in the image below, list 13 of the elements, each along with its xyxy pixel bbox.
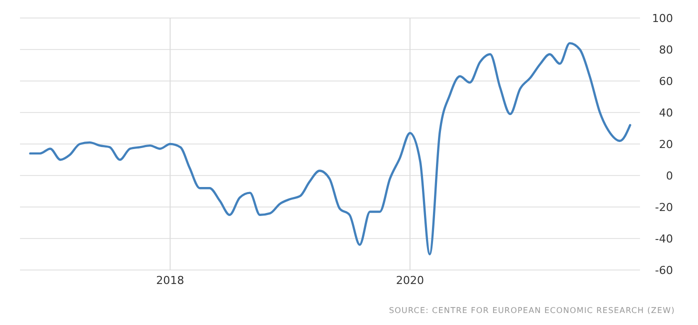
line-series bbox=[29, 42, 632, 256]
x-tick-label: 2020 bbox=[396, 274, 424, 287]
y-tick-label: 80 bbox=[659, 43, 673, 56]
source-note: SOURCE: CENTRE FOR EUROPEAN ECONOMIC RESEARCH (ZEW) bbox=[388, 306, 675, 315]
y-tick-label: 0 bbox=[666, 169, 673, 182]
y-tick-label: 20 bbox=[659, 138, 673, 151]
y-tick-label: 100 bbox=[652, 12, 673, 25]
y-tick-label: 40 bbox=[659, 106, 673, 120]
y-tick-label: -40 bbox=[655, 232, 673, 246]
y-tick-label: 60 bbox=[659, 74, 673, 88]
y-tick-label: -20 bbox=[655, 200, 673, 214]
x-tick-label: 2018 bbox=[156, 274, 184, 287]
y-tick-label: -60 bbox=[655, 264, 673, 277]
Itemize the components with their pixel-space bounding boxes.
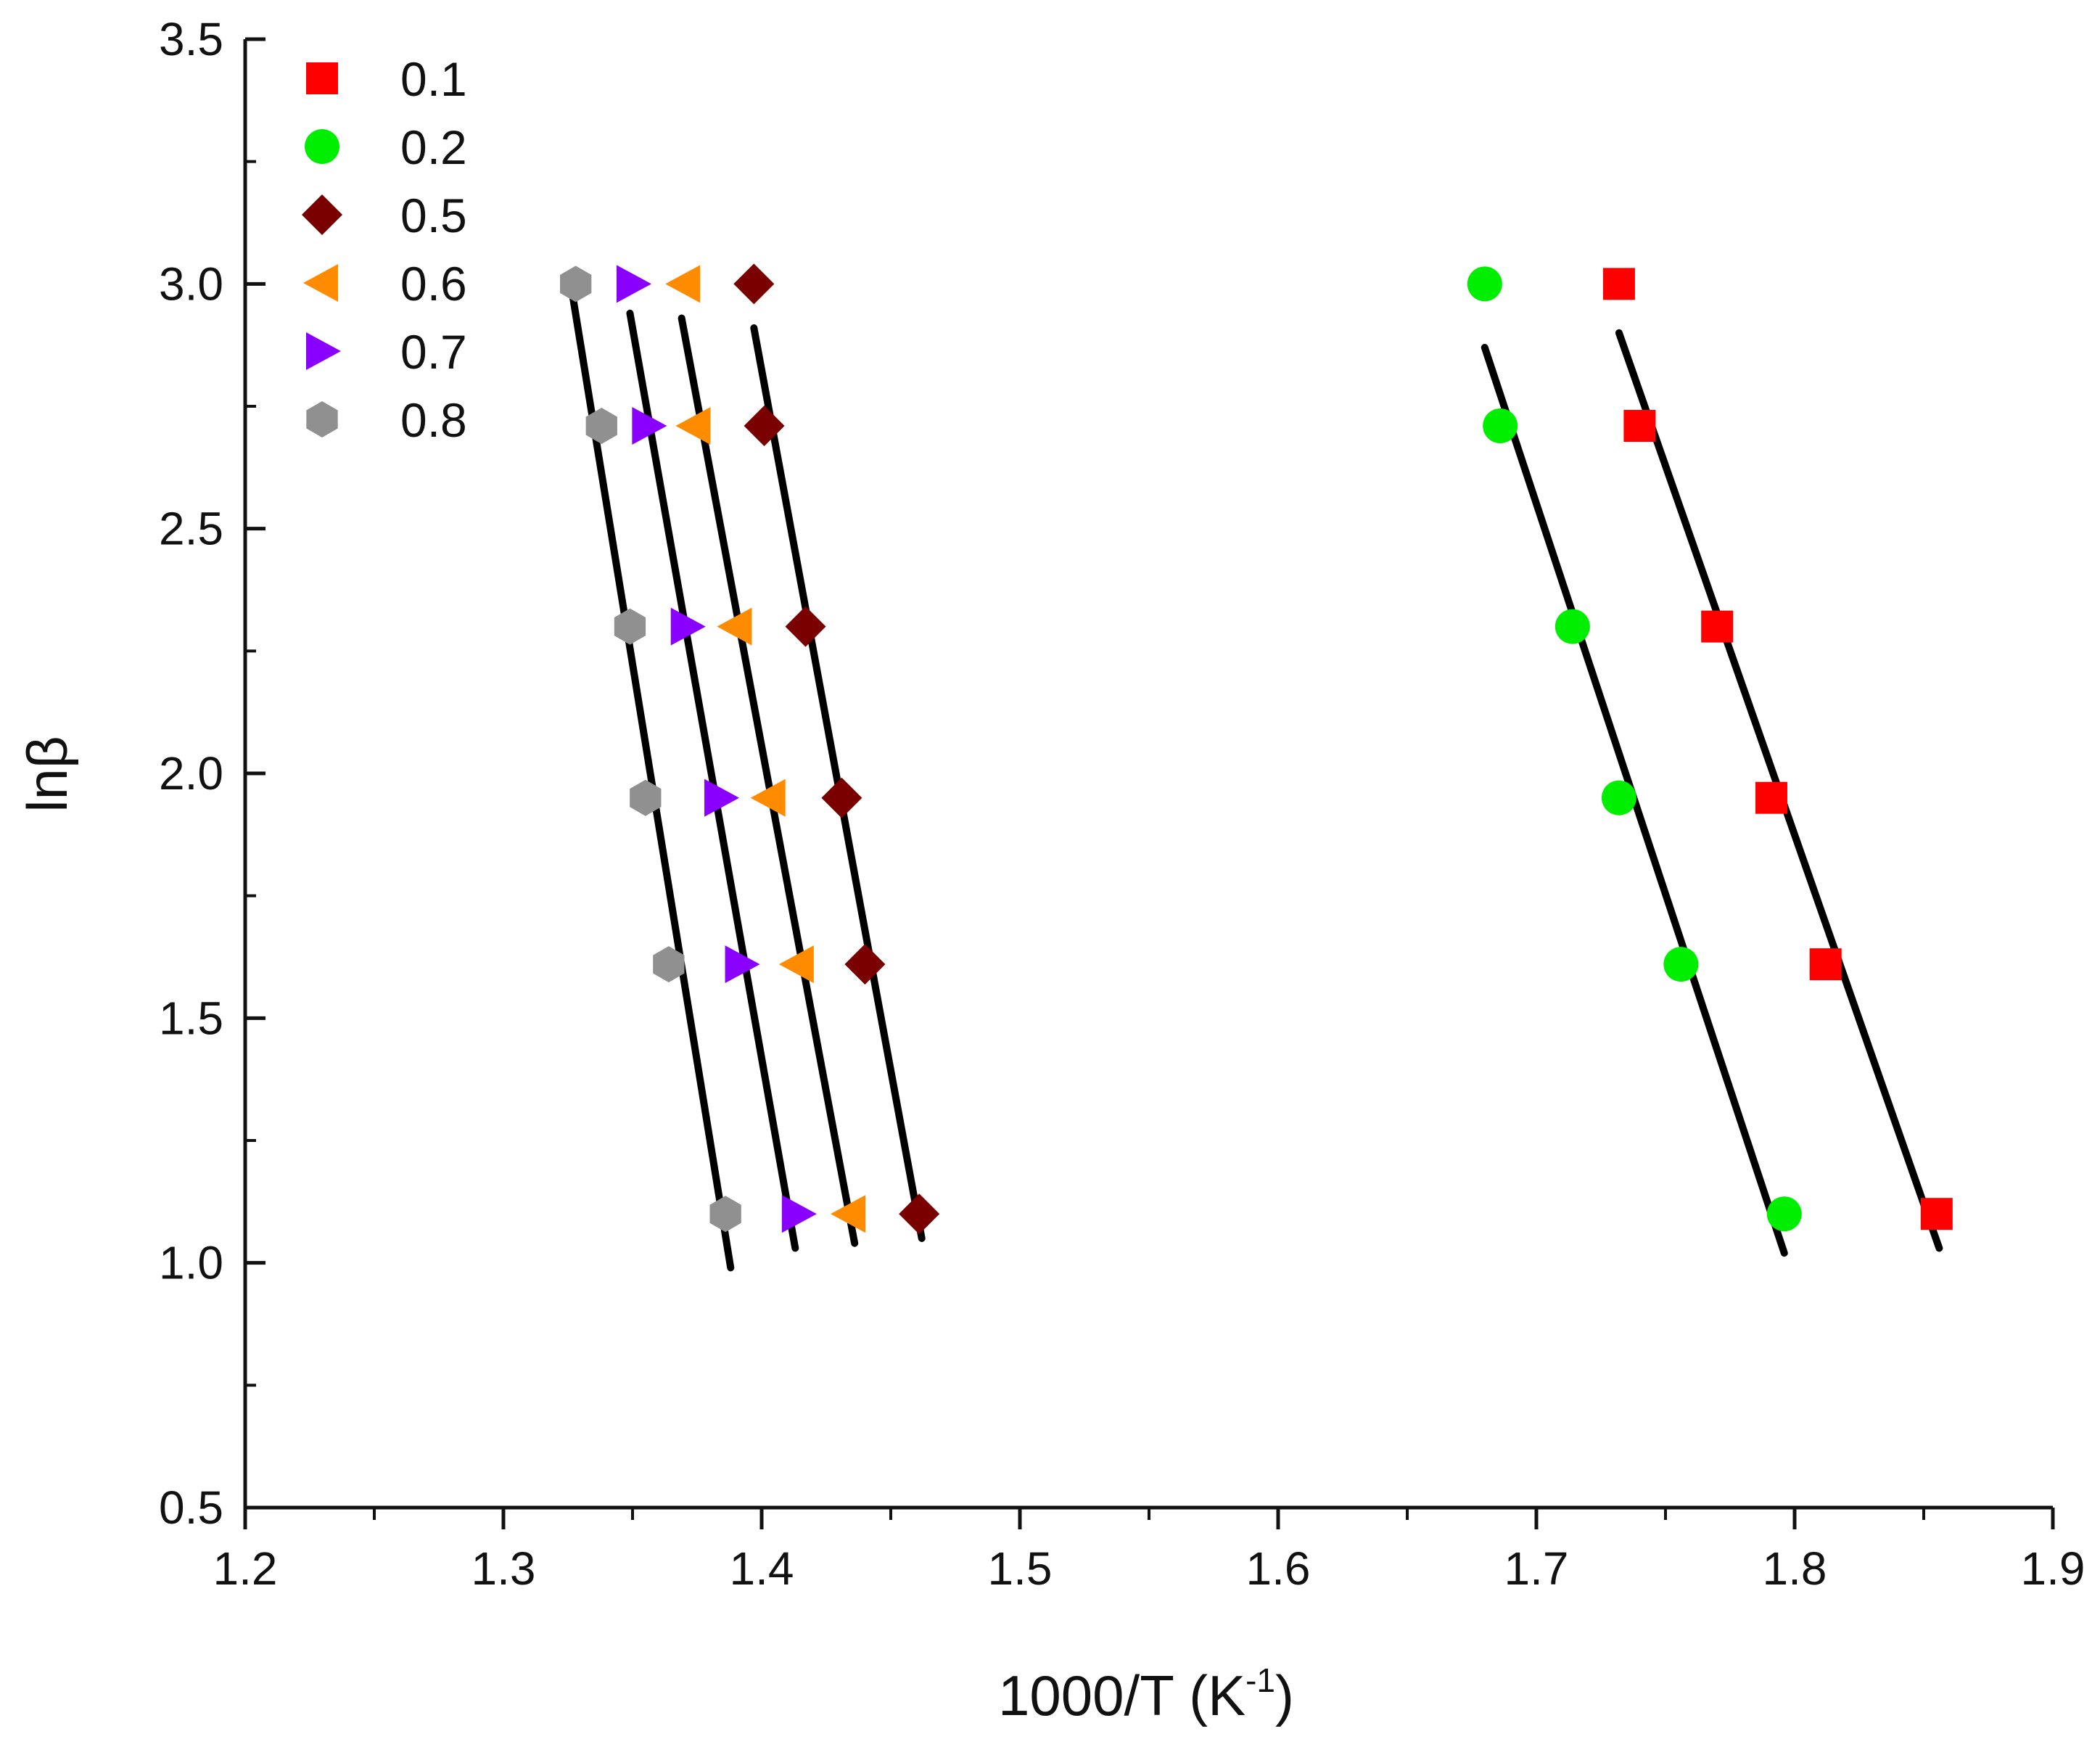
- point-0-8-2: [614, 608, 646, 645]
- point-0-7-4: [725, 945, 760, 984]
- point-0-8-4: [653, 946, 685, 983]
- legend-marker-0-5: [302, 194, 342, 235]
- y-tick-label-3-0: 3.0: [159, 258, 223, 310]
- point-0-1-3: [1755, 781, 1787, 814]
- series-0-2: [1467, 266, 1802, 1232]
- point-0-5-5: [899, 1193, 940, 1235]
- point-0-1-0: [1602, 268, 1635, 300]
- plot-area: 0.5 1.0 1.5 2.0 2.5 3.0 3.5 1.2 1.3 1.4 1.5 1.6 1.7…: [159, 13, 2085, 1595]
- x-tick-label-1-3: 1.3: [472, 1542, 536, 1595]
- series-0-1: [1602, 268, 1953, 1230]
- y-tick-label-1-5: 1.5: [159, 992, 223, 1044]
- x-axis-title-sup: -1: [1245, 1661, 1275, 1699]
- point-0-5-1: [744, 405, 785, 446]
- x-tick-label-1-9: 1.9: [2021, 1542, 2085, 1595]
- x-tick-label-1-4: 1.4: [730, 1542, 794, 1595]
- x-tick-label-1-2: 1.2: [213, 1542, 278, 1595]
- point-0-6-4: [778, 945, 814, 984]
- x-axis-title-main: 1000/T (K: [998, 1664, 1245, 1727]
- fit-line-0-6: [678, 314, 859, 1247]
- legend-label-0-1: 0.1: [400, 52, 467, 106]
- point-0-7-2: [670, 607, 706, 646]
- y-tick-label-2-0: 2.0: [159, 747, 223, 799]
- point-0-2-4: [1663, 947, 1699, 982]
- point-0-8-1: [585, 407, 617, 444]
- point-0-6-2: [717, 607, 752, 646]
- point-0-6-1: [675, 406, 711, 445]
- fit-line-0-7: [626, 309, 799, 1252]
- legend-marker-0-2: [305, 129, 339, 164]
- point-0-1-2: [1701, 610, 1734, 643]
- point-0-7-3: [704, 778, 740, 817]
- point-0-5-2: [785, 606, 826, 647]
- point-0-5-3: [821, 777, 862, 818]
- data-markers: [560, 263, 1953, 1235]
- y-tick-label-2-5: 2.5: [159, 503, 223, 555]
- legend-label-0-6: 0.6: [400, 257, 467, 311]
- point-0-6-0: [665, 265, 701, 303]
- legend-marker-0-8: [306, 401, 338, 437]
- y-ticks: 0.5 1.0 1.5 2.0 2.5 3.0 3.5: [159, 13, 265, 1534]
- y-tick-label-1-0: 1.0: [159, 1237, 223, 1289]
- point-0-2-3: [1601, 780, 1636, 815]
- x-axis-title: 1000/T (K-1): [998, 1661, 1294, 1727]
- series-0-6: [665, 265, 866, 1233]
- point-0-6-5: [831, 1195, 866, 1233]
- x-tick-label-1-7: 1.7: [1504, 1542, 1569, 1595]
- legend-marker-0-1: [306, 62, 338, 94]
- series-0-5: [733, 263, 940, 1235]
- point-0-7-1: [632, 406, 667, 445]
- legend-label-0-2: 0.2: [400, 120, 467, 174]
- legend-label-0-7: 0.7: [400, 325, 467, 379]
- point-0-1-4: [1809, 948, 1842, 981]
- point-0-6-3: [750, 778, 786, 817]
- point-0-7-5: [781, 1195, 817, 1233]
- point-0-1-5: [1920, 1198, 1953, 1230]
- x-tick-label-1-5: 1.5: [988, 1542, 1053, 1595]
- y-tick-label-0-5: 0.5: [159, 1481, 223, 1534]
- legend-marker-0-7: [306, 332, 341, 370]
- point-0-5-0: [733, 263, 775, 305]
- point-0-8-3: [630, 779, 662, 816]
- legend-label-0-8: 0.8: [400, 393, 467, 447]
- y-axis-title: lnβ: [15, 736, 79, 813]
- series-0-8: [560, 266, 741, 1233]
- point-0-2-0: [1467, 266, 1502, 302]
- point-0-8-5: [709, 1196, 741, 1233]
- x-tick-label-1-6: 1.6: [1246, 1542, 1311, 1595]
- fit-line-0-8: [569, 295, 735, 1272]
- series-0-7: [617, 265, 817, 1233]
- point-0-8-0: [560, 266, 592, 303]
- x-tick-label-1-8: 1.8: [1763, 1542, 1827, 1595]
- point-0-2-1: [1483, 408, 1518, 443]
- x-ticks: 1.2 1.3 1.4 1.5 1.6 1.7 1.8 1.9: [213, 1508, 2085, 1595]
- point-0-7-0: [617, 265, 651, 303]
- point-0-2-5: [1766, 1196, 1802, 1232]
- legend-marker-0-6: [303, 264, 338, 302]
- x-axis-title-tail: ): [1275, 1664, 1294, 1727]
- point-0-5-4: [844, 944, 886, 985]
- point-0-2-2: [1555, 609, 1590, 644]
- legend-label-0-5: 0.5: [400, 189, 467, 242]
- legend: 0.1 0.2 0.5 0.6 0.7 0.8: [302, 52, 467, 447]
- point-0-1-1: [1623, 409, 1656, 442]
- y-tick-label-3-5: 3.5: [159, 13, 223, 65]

* **Task directions**
Return all of the material above line for line with nothing changed, leaving out the pictures.

* **Exercise solution**
in the image below, list 13 of the elements, each along with its xyxy pixel bbox.
line-series bbox=[29, 42, 632, 256]
x-tick-label: 2020 bbox=[396, 274, 424, 287]
y-tick-label: 80 bbox=[659, 43, 673, 56]
source-note: SOURCE: CENTRE FOR EUROPEAN ECONOMIC RESEARCH (ZEW) bbox=[388, 306, 675, 315]
y-tick-label: 0 bbox=[666, 169, 673, 182]
y-tick-label: 20 bbox=[659, 138, 673, 151]
y-tick-label: 100 bbox=[652, 12, 673, 25]
y-tick-label: 40 bbox=[659, 106, 673, 120]
y-tick-label: -40 bbox=[655, 232, 673, 246]
y-tick-label: 60 bbox=[659, 74, 673, 88]
y-tick-label: -20 bbox=[655, 200, 673, 214]
x-tick-label: 2018 bbox=[156, 274, 184, 287]
y-tick-label: -60 bbox=[655, 264, 673, 277]
Itemize the components with their pixel-space bounding boxes.
- point-0-8-2: [614, 608, 646, 645]
- point-0-7-4: [725, 945, 760, 984]
- point-0-8-4: [653, 946, 685, 983]
- legend-marker-0-5: [302, 194, 342, 235]
- y-tick-label-3-0: 3.0: [159, 258, 223, 310]
- point-0-1-3: [1755, 781, 1787, 814]
- series-0-2: [1467, 266, 1802, 1232]
- point-0-5-5: [899, 1193, 940, 1235]
- point-0-1-0: [1602, 268, 1635, 300]
- plot-area: 0.5 1.0 1.5 2.0 2.5 3.0 3.5 1.2 1.3 1.4 1.5 1.6 1.7…: [159, 13, 2085, 1595]
- x-tick-label-1-3: 1.3: [472, 1542, 536, 1595]
- series-0-1: [1602, 268, 1953, 1230]
- y-tick-label-1-5: 1.5: [159, 992, 223, 1044]
- x-axis-title-sup: -1: [1245, 1661, 1275, 1699]
- point-0-5-1: [744, 405, 785, 446]
- x-tick-label-1-9: 1.9: [2021, 1542, 2085, 1595]
- x-tick-label-1-4: 1.4: [730, 1542, 794, 1595]
- x-tick-label-1-2: 1.2: [213, 1542, 278, 1595]
- point-0-6-4: [778, 945, 814, 984]
- x-axis-title-main: 1000/T (K: [998, 1664, 1245, 1727]
- fit-line-0-6: [678, 314, 859, 1247]
- legend-label-0-1: 0.1: [400, 52, 467, 106]
- point-0-7-2: [670, 607, 706, 646]
- y-tick-label-2-0: 2.0: [159, 747, 223, 799]
- point-0-2-4: [1663, 947, 1699, 982]
- point-0-8-1: [585, 407, 617, 444]
- point-0-6-2: [717, 607, 752, 646]
- point-0-6-1: [675, 406, 711, 445]
- fit-line-0-7: [626, 309, 799, 1252]
- legend-marker-0-2: [305, 129, 339, 164]
- point-0-1-2: [1701, 610, 1734, 643]
- point-0-7-3: [704, 778, 740, 817]
- point-0-5-2: [785, 606, 826, 647]
- point-0-5-3: [821, 777, 862, 818]
- data-markers: [560, 263, 1953, 1235]
- y-tick-label-2-5: 2.5: [159, 503, 223, 555]
- legend-label-0-6: 0.6: [400, 257, 467, 311]
- point-0-6-0: [665, 265, 701, 303]
- legend-marker-0-8: [306, 401, 338, 437]
- y-ticks: 0.5 1.0 1.5 2.0 2.5 3.0 3.5: [159, 13, 265, 1534]
- y-tick-label-1-0: 1.0: [159, 1237, 223, 1289]
- point-0-2-3: [1601, 780, 1636, 815]
- x-axis-title: 1000/T (K-1): [998, 1661, 1294, 1727]
- series-0-6: [665, 265, 866, 1233]
- point-0-6-5: [831, 1195, 866, 1233]
- x-tick-label-1-7: 1.7: [1504, 1542, 1569, 1595]
- legend-marker-0-1: [306, 62, 338, 94]
- series-0-5: [733, 263, 940, 1235]
- point-0-7-1: [632, 406, 667, 445]
- legend-label-0-2: 0.2: [400, 120, 467, 174]
- legend-label-0-7: 0.7: [400, 325, 467, 379]
- point-0-1-4: [1809, 948, 1842, 981]
- point-0-6-3: [750, 778, 786, 817]
- point-0-7-5: [781, 1195, 817, 1233]
- point-0-1-5: [1920, 1198, 1953, 1230]
- x-tick-label-1-5: 1.5: [988, 1542, 1053, 1595]
- y-tick-label-0-5: 0.5: [159, 1481, 223, 1534]
- legend-marker-0-7: [306, 332, 341, 370]
- point-0-5-0: [733, 263, 775, 305]
- point-0-8-3: [630, 779, 662, 816]
- legend-label-0-8: 0.8: [400, 393, 467, 447]
- y-axis-title: lnβ: [15, 736, 79, 813]
- series-0-8: [560, 266, 741, 1233]
- point-0-2-0: [1467, 266, 1502, 302]
- point-0-8-5: [709, 1196, 741, 1233]
- x-tick-label-1-6: 1.6: [1246, 1542, 1311, 1595]
- fit-line-0-8: [569, 295, 735, 1272]
- series-0-7: [617, 265, 817, 1233]
- point-0-8-0: [560, 266, 592, 303]
- x-tick-label-1-8: 1.8: [1763, 1542, 1827, 1595]
- point-0-2-1: [1483, 408, 1518, 443]
- x-ticks: 1.2 1.3 1.4 1.5 1.6 1.7 1.8 1.9: [213, 1508, 2085, 1595]
- point-0-7-0: [617, 265, 651, 303]
- point-0-2-5: [1766, 1196, 1802, 1232]
- legend-marker-0-6: [303, 264, 338, 302]
- x-axis-title-tail: ): [1275, 1664, 1294, 1727]
- point-0-5-4: [844, 944, 886, 985]
- point-0-2-2: [1555, 609, 1590, 644]
- legend-label-0-5: 0.5: [400, 189, 467, 242]
- legend: 0.1 0.2 0.5 0.6 0.7 0.8: [302, 52, 467, 447]
- point-0-1-1: [1623, 409, 1656, 442]
- y-tick-label-3-5: 3.5: [159, 13, 223, 65]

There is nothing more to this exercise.